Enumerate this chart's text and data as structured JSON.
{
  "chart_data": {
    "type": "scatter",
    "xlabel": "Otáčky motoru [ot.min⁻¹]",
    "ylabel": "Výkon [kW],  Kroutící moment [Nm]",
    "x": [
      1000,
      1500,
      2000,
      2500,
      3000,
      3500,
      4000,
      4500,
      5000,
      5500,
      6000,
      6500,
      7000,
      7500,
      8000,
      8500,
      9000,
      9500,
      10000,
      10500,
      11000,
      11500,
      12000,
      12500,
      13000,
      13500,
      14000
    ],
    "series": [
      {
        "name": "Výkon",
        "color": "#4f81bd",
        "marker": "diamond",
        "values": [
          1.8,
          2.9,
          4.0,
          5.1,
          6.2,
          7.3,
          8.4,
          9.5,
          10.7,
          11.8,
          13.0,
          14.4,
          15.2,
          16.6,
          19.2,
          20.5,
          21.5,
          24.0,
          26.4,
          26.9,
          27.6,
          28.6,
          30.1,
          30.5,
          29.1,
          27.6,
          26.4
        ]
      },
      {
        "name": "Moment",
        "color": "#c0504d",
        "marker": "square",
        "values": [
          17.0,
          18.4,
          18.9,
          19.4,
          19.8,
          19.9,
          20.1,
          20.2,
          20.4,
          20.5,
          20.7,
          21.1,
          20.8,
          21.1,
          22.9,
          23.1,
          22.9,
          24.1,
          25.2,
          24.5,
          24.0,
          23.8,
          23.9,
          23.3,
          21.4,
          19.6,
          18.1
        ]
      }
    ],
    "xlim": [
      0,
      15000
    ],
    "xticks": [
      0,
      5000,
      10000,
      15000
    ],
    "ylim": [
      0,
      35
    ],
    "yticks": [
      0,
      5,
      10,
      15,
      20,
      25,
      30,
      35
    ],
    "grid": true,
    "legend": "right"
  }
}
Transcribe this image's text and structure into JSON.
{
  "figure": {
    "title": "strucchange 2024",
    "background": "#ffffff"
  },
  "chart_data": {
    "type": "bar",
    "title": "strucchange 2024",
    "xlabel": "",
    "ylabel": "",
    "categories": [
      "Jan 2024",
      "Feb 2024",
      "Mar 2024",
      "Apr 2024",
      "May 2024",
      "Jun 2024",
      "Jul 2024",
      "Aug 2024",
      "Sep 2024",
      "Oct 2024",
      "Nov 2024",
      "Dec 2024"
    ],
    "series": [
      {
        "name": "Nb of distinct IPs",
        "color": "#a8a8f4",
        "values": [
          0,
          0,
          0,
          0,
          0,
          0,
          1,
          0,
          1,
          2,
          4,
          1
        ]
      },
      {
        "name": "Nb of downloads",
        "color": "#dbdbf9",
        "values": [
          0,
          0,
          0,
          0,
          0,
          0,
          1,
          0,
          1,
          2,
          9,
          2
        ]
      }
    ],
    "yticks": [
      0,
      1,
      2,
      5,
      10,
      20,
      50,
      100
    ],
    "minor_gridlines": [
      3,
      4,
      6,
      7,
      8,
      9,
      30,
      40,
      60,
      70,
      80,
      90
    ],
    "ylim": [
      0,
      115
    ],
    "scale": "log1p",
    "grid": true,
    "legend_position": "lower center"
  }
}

Task brief.
Nothing in the listing may be changed; retype it all exactly.

Final result.
Enumerate this chart's text and data as structured JSON.
{
  "chart_data": {
    "type": "scatter",
    "xlabel": "Otáčky motoru [ot.min⁻¹]",
    "ylabel": "Výkon [kW],  Kroutící moment [Nm]",
    "x": [
      1000,
      1500,
      2000,
      2500,
      3000,
      3500,
      4000,
      4500,
      5000,
      5500,
      6000,
      6500,
      7000,
      7500,
      8000,
      8500,
      9000,
      9500,
      10000,
      10500,
      11000,
      11500,
      12000,
      12500,
      13000,
      13500,
      14000
    ],
    "series": [
      {
        "name": "Výkon",
        "color": "#4f81bd",
        "marker": "diamond",
        "values": [
          1.8,
          2.9,
          4.0,
          5.1,
          6.2,
          7.3,
          8.4,
          9.5,
          10.7,
          11.8,
          13.0,
          14.4,
          15.2,
          16.6,
          19.2,
          20.5,
          21.5,
          24.0,
          26.4,
          26.9,
          27.6,
          28.6,
          30.1,
          30.5,
          29.1,
          27.6,
          26.4
        ]
      },
      {
        "name": "Moment",
        "color": "#c0504d",
        "marker": "square",
        "values": [
          17.0,
          18.4,
          18.9,
          19.4,
          19.8,
          19.9,
          20.1,
          20.2,
          20.4,
          20.5,
          20.7,
          21.1,
          20.8,
          21.1,
          22.9,
          23.1,
          22.9,
          24.1,
          25.2,
          24.5,
          24.0,
          23.8,
          23.9,
          23.3,
          21.4,
          19.6,
          18.1
        ]
      }
    ],
    "xlim": [
      0,
      15000
    ],
    "xticks": [
      0,
      5000,
      10000,
      15000
    ],
    "ylim": [
      0,
      35
    ],
    "yticks": [
      0,
      5,
      10,
      15,
      20,
      25,
      30,
      35
    ],
    "grid": true,
    "legend": "right"
  }
}
Transcribe this image's text and structure into JSON.
{
  "figure": {
    "title": "strucchange 2024",
    "background": "#ffffff"
  },
  "chart_data": {
    "type": "bar",
    "title": "strucchange 2024",
    "xlabel": "",
    "ylabel": "",
    "categories": [
      "Jan 2024",
      "Feb 2024",
      "Mar 2024",
      "Apr 2024",
      "May 2024",
      "Jun 2024",
      "Jul 2024",
      "Aug 2024",
      "Sep 2024",
      "Oct 2024",
      "Nov 2024",
      "Dec 2024"
    ],
    "series": [
      {
        "name": "Nb of distinct IPs",
        "color": "#a8a8f4",
        "values": [
          0,
          0,
          0,
          0,
          0,
          0,
          1,
          0,
          1,
          2,
          4,
          1
        ]
      },
      {
        "name": "Nb of downloads",
        "color": "#dbdbf9",
        "values": [
          0,
          0,
          0,
          0,
          0,
          0,
          1,
          0,
          1,
          2,
          9,
          2
        ]
      }
    ],
    "yticks": [
      0,
      1,
      2,
      5,
      10,
      20,
      50,
      100
    ],
    "minor_gridlines": [
      3,
      4,
      6,
      7,
      8,
      9,
      30,
      40,
      60,
      70,
      80,
      90
    ],
    "ylim": [
      0,
      115
    ],
    "scale": "log1p",
    "grid": true,
    "legend_position": "lower center"
  }
}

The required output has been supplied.